### Figure collection entries
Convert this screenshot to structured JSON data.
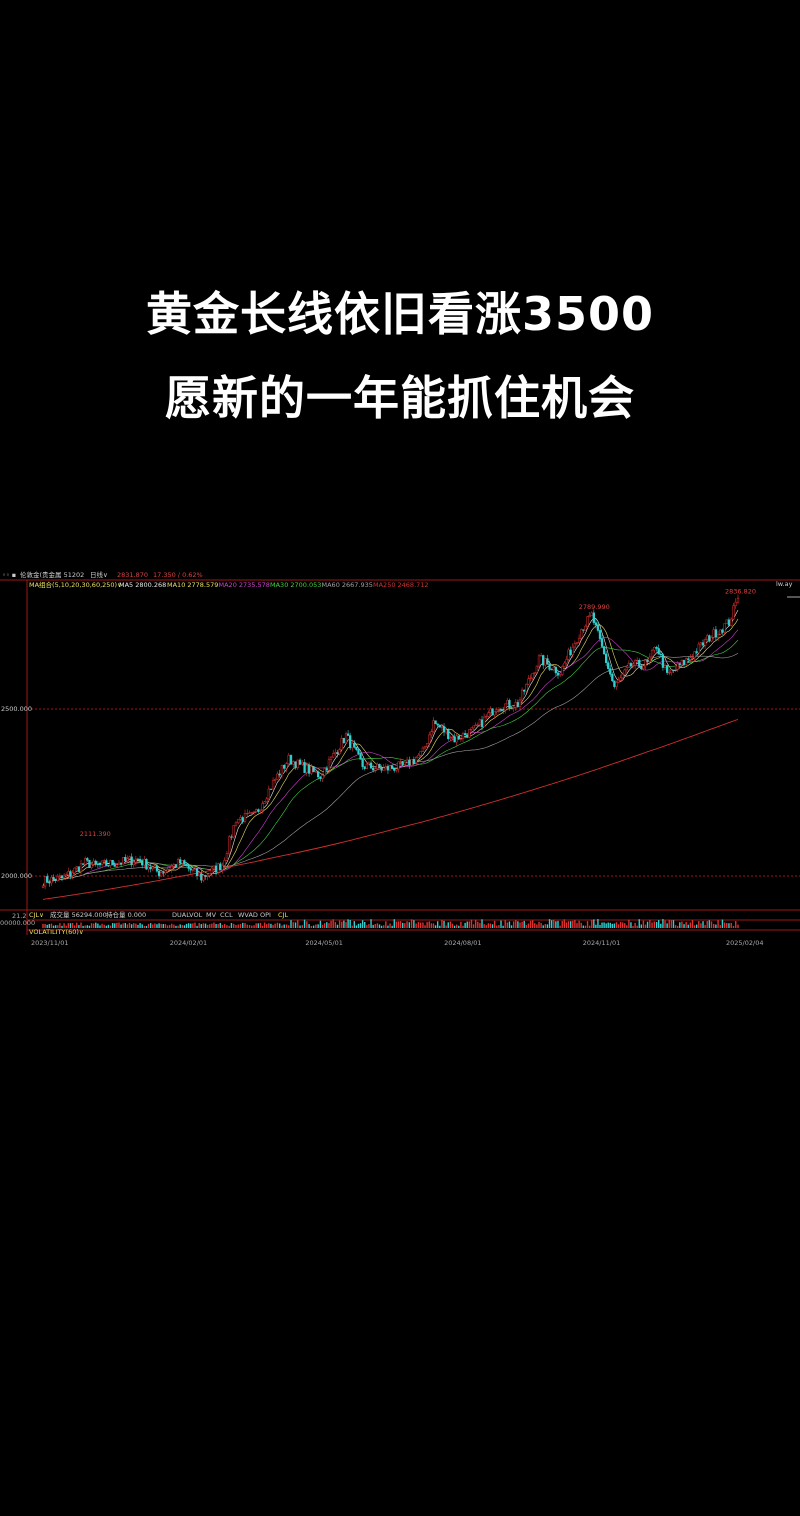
{
  "overlay_text": {
    "line1": "黄金长线依旧看涨3500",
    "line2": "愿新的一年能抓住机会"
  },
  "header": {
    "symbol": "伦敦金(贵金属 51202",
    "period": "日线∨",
    "last_price": "2831.870",
    "change": "17.350 / 0.62%",
    "right_label": "lw.ay"
  },
  "ma_legend": {
    "title": "MA组合(5,10,20,30,60,250)∨",
    "items": [
      {
        "label": "MA5 2800.268",
        "color": "#e8e8e8"
      },
      {
        "label": "MA10 2778.579",
        "color": "#e8e060"
      },
      {
        "label": "MA20 2735.578",
        "color": "#d040d0"
      },
      {
        "label": "MA30 2700.053",
        "color": "#40d040"
      },
      {
        "label": "MA60 2667.935",
        "color": "#a0a0a0"
      },
      {
        "label": "MA250 2468.712",
        "color": "#d03030"
      }
    ]
  },
  "indicator": {
    "name": "CJL∨",
    "volume": "成交量 56294.000",
    "open_interest": "持仓量 0.000",
    "tabs": [
      "DUALVOL",
      "MV",
      "CCL",
      "WVAD",
      "OPI",
      "CJL"
    ],
    "left_labels": [
      "21.2",
      "00000.000"
    ],
    "second": "VOLATILITY(60)∨"
  },
  "colors": {
    "up": "#e03030",
    "down": "#30d0d0",
    "border": "#a01818",
    "text_red": "#e04040",
    "axis_text": "#aaaaaa"
  },
  "chart_data": {
    "type": "candlestick",
    "title": "",
    "y_ticks": [
      {
        "value": 2500,
        "label": "2500.000"
      },
      {
        "value": 2000,
        "label": "2000.000"
      }
    ],
    "x_ticks": [
      "2023/11/01",
      "2024/02/01",
      "2024/05/01",
      "2024/08/01",
      "2024/11/01",
      "2025/02/04"
    ],
    "annotations": [
      {
        "date": "2023-12-04",
        "value": 2111.39,
        "label": "2111.390"
      },
      {
        "date": "2024-10-30",
        "value": 2789.99,
        "label": "2789.990"
      },
      {
        "date": "2025-02-04",
        "value": 2836.82,
        "label": "2836.820"
      }
    ],
    "closes": [
      [
        "2023-11-01",
        1985
      ],
      [
        "2023-11-15",
        1995
      ],
      [
        "2023-11-29",
        2040
      ],
      [
        "2023-12-06",
        2030
      ],
      [
        "2023-12-20",
        2040
      ],
      [
        "2024-01-03",
        2050
      ],
      [
        "2024-01-17",
        2010
      ],
      [
        "2024-01-31",
        2040
      ],
      [
        "2024-02-14",
        1995
      ],
      [
        "2024-02-28",
        2035
      ],
      [
        "2024-03-08",
        2170
      ],
      [
        "2024-03-20",
        2180
      ],
      [
        "2024-04-03",
        2290
      ],
      [
        "2024-04-12",
        2350
      ],
      [
        "2024-04-24",
        2320
      ],
      [
        "2024-05-03",
        2300
      ],
      [
        "2024-05-20",
        2420
      ],
      [
        "2024-05-31",
        2330
      ],
      [
        "2024-06-14",
        2320
      ],
      [
        "2024-06-28",
        2330
      ],
      [
        "2024-07-10",
        2370
      ],
      [
        "2024-07-17",
        2460
      ],
      [
        "2024-07-31",
        2410
      ],
      [
        "2024-08-14",
        2440
      ],
      [
        "2024-08-28",
        2510
      ],
      [
        "2024-09-11",
        2515
      ],
      [
        "2024-09-25",
        2650
      ],
      [
        "2024-10-09",
        2610
      ],
      [
        "2024-10-23",
        2740
      ],
      [
        "2024-10-30",
        2780
      ],
      [
        "2024-11-14",
        2565
      ],
      [
        "2024-11-25",
        2630
      ],
      [
        "2024-12-06",
        2635
      ],
      [
        "2024-12-12",
        2690
      ],
      [
        "2024-12-19",
        2600
      ],
      [
        "2025-01-02",
        2650
      ],
      [
        "2025-01-16",
        2715
      ],
      [
        "2025-01-29",
        2760
      ],
      [
        "2025-02-04",
        2831.87
      ]
    ],
    "ma250_last": 2468.712
  }
}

### Short exercise
Each line of the material must be retyped exactly, except that images are omitted.

### Reply to the exercise
Convert this screenshot to structured JSON data.
{
  "overlay_text": {
    "line1": "黄金长线依旧看涨3500",
    "line2": "愿新的一年能抓住机会"
  },
  "header": {
    "symbol": "伦敦金(贵金属 51202",
    "period": "日线∨",
    "last_price": "2831.870",
    "change": "17.350 / 0.62%",
    "right_label": "lw.ay"
  },
  "ma_legend": {
    "title": "MA组合(5,10,20,30,60,250)∨",
    "items": [
      {
        "label": "MA5 2800.268",
        "color": "#e8e8e8"
      },
      {
        "label": "MA10 2778.579",
        "color": "#e8e060"
      },
      {
        "label": "MA20 2735.578",
        "color": "#d040d0"
      },
      {
        "label": "MA30 2700.053",
        "color": "#40d040"
      },
      {
        "label": "MA60 2667.935",
        "color": "#a0a0a0"
      },
      {
        "label": "MA250 2468.712",
        "color": "#d03030"
      }
    ]
  },
  "indicator": {
    "name": "CJL∨",
    "volume": "成交量 56294.000",
    "open_interest": "持仓量 0.000",
    "tabs": [
      "DUALVOL",
      "MV",
      "CCL",
      "WVAD",
      "OPI",
      "CJL"
    ],
    "left_labels": [
      "21.2",
      "00000.000"
    ],
    "second": "VOLATILITY(60)∨"
  },
  "colors": {
    "up": "#e03030",
    "down": "#30d0d0",
    "border": "#a01818",
    "text_red": "#e04040",
    "axis_text": "#aaaaaa"
  },
  "chart_data": {
    "type": "candlestick",
    "title": "",
    "y_ticks": [
      {
        "value": 2500,
        "label": "2500.000"
      },
      {
        "value": 2000,
        "label": "2000.000"
      }
    ],
    "x_ticks": [
      "2023/11/01",
      "2024/02/01",
      "2024/05/01",
      "2024/08/01",
      "2024/11/01",
      "2025/02/04"
    ],
    "annotations": [
      {
        "date": "2023-12-04",
        "value": 2111.39,
        "label": "2111.390"
      },
      {
        "date": "2024-10-30",
        "value": 2789.99,
        "label": "2789.990"
      },
      {
        "date": "2025-02-04",
        "value": 2836.82,
        "label": "2836.820"
      }
    ],
    "closes": [
      [
        "2023-11-01",
        1985
      ],
      [
        "2023-11-15",
        1995
      ],
      [
        "2023-11-29",
        2040
      ],
      [
        "2023-12-06",
        2030
      ],
      [
        "2023-12-20",
        2040
      ],
      [
        "2024-01-03",
        2050
      ],
      [
        "2024-01-17",
        2010
      ],
      [
        "2024-01-31",
        2040
      ],
      [
        "2024-02-14",
        1995
      ],
      [
        "2024-02-28",
        2035
      ],
      [
        "2024-03-08",
        2170
      ],
      [
        "2024-03-20",
        2180
      ],
      [
        "2024-04-03",
        2290
      ],
      [
        "2024-04-12",
        2350
      ],
      [
        "2024-04-24",
        2320
      ],
      [
        "2024-05-03",
        2300
      ],
      [
        "2024-05-20",
        2420
      ],
      [
        "2024-05-31",
        2330
      ],
      [
        "2024-06-14",
        2320
      ],
      [
        "2024-06-28",
        2330
      ],
      [
        "2024-07-10",
        2370
      ],
      [
        "2024-07-17",
        2460
      ],
      [
        "2024-07-31",
        2410
      ],
      [
        "2024-08-14",
        2440
      ],
      [
        "2024-08-28",
        2510
      ],
      [
        "2024-09-11",
        2515
      ],
      [
        "2024-09-25",
        2650
      ],
      [
        "2024-10-09",
        2610
      ],
      [
        "2024-10-23",
        2740
      ],
      [
        "2024-10-30",
        2780
      ],
      [
        "2024-11-14",
        2565
      ],
      [
        "2024-11-25",
        2630
      ],
      [
        "2024-12-06",
        2635
      ],
      [
        "2024-12-12",
        2690
      ],
      [
        "2024-12-19",
        2600
      ],
      [
        "2025-01-02",
        2650
      ],
      [
        "2025-01-16",
        2715
      ],
      [
        "2025-01-29",
        2760
      ],
      [
        "2025-02-04",
        2831.87
      ]
    ],
    "ma250_last": 2468.712
  }
}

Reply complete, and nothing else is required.